▸ **Written exercise**
Reproduce the records from the start through the line containing "the previous… [24,413,500,436]", swapping "dialogue" for "conversation" and leaving everything else unchanged.

======== Material for this task

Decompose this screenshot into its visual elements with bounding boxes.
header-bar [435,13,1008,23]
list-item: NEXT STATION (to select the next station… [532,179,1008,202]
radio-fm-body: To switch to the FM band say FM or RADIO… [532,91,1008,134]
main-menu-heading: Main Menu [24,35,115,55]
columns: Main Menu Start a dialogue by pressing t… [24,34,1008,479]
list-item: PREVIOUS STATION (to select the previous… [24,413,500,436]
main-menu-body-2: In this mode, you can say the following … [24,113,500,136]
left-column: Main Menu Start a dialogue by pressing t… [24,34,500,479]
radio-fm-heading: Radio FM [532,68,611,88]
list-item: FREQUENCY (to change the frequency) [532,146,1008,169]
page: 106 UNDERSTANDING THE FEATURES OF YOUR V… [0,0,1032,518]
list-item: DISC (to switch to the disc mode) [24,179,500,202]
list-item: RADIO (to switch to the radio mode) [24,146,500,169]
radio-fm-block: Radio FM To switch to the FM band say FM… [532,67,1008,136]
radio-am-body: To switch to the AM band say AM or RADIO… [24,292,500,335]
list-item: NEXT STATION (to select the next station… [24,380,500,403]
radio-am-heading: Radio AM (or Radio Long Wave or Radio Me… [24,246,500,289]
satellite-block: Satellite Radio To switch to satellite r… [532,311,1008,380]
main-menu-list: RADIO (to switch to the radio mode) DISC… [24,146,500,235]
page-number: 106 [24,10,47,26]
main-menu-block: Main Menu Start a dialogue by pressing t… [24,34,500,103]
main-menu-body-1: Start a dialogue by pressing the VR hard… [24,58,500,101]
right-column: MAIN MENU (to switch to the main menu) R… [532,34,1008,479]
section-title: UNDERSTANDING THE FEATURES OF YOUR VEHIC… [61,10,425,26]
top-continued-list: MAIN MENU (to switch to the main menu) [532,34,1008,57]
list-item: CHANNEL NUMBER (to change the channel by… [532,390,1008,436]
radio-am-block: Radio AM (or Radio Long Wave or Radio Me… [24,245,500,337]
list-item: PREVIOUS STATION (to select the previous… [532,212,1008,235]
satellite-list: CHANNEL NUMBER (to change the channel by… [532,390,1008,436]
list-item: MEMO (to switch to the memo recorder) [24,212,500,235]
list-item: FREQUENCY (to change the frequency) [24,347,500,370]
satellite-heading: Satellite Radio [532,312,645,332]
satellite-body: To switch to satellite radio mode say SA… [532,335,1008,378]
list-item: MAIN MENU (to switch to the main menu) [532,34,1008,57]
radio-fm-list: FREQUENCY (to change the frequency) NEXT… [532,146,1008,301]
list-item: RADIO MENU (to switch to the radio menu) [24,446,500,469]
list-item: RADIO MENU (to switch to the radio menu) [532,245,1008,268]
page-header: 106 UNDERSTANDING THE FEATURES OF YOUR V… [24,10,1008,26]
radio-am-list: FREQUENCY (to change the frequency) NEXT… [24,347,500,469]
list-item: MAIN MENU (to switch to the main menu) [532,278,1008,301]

================

▸ **Finished task**
Decompose this screenshot into its visual elements with bounding boxes.
header-bar [435,13,1008,23]
list-item: NEXT STATION (to select the next station… [532,179,1008,202]
radio-fm-body: To switch to the FM band say FM or RADIO… [532,91,1008,134]
main-menu-heading: Main Menu [24,35,115,55]
columns: Main Menu Start a conversation by pressing t… [24,34,1008,479]
list-item: PREVIOUS STATION (to select the previous… [24,413,500,436]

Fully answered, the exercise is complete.